Given exercise =
What is the number of lines holding the word "Lamar"? Write that number and nothing else.

===== Material for the task

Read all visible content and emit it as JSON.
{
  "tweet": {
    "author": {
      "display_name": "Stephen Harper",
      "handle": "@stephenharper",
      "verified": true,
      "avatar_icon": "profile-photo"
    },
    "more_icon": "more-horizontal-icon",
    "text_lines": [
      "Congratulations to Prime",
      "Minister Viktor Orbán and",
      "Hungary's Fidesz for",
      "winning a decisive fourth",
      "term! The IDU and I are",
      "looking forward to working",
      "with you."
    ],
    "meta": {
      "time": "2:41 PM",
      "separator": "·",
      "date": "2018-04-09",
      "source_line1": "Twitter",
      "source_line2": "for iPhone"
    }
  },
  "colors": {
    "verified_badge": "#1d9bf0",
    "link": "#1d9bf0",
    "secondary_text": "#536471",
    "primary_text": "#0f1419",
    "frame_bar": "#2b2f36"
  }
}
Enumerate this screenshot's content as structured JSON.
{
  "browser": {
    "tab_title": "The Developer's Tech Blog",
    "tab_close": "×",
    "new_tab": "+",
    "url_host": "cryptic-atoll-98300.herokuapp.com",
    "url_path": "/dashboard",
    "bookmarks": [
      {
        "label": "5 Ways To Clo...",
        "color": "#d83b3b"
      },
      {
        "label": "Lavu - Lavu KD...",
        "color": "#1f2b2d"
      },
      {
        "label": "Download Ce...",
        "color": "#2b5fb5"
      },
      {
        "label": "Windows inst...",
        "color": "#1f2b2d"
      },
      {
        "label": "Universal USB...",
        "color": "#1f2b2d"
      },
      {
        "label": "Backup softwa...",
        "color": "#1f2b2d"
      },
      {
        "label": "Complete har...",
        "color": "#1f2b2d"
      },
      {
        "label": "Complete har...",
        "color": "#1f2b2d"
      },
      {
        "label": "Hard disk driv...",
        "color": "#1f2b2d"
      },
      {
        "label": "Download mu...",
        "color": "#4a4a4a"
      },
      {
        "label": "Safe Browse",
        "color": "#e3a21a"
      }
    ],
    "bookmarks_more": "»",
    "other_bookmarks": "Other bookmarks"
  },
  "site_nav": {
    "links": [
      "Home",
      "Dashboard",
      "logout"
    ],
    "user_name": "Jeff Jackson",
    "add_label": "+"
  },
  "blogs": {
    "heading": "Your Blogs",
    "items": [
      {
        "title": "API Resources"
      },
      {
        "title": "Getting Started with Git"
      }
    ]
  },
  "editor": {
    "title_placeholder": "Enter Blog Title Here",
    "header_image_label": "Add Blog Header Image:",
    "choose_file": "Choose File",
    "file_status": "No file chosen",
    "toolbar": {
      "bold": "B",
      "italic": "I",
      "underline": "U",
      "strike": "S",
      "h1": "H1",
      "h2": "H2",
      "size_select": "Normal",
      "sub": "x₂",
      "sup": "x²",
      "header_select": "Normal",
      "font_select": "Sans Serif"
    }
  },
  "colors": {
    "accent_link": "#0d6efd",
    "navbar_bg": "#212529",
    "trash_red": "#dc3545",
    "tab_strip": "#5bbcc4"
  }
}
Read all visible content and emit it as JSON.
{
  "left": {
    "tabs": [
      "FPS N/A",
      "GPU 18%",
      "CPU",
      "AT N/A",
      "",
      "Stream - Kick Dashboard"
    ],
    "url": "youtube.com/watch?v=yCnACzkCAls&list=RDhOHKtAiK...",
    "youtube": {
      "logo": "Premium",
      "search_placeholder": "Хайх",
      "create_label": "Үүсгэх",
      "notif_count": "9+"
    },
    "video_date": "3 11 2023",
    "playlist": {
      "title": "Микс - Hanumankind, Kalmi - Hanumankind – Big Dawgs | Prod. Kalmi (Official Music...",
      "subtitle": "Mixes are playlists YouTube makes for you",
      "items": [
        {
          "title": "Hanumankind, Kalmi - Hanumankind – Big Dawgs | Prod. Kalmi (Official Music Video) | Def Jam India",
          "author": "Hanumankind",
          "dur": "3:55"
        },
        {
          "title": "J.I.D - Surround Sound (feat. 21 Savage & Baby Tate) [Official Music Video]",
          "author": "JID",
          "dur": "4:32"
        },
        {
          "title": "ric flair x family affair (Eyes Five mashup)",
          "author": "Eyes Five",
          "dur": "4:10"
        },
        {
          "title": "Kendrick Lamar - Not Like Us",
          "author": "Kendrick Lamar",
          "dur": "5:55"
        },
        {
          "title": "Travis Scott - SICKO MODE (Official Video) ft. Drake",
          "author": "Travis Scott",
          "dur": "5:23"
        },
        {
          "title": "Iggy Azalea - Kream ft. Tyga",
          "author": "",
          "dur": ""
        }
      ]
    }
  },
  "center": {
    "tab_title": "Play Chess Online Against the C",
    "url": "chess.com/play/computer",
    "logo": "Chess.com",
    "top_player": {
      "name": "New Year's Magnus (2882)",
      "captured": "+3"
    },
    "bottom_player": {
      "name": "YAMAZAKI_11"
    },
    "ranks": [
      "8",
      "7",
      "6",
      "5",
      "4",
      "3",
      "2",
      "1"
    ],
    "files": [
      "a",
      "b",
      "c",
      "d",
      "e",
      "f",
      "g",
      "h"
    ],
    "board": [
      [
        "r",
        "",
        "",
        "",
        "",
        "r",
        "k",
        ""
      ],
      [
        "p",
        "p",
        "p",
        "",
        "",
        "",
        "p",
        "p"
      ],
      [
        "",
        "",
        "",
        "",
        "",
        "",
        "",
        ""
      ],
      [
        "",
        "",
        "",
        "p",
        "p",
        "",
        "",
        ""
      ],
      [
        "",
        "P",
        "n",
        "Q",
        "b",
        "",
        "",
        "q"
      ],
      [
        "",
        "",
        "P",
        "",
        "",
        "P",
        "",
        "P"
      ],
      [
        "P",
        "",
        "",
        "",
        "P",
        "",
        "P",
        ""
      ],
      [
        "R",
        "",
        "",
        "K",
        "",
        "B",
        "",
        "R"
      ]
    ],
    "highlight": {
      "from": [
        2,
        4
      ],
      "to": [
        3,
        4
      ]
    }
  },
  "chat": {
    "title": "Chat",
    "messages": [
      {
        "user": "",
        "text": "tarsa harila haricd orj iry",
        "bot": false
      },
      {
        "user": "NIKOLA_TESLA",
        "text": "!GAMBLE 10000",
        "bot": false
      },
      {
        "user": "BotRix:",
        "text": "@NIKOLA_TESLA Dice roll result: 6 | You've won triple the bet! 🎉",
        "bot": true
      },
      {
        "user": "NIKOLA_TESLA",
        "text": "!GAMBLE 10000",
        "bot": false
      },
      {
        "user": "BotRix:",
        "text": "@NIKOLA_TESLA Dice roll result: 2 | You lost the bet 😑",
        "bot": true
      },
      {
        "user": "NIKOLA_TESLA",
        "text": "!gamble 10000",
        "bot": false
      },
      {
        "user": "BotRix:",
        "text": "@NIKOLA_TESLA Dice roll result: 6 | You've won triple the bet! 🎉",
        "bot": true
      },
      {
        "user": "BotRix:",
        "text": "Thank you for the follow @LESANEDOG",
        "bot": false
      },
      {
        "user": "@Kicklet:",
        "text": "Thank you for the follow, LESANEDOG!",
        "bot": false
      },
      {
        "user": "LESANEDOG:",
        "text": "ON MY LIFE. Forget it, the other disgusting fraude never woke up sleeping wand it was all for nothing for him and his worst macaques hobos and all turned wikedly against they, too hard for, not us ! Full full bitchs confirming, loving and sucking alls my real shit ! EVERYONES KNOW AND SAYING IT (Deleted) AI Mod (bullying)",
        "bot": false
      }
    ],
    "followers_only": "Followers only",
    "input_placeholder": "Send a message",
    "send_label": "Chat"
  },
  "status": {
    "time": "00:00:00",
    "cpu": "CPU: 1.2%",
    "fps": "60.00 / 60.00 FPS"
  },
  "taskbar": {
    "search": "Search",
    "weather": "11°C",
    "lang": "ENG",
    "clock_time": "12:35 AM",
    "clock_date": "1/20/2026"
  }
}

==========

Solution below =
2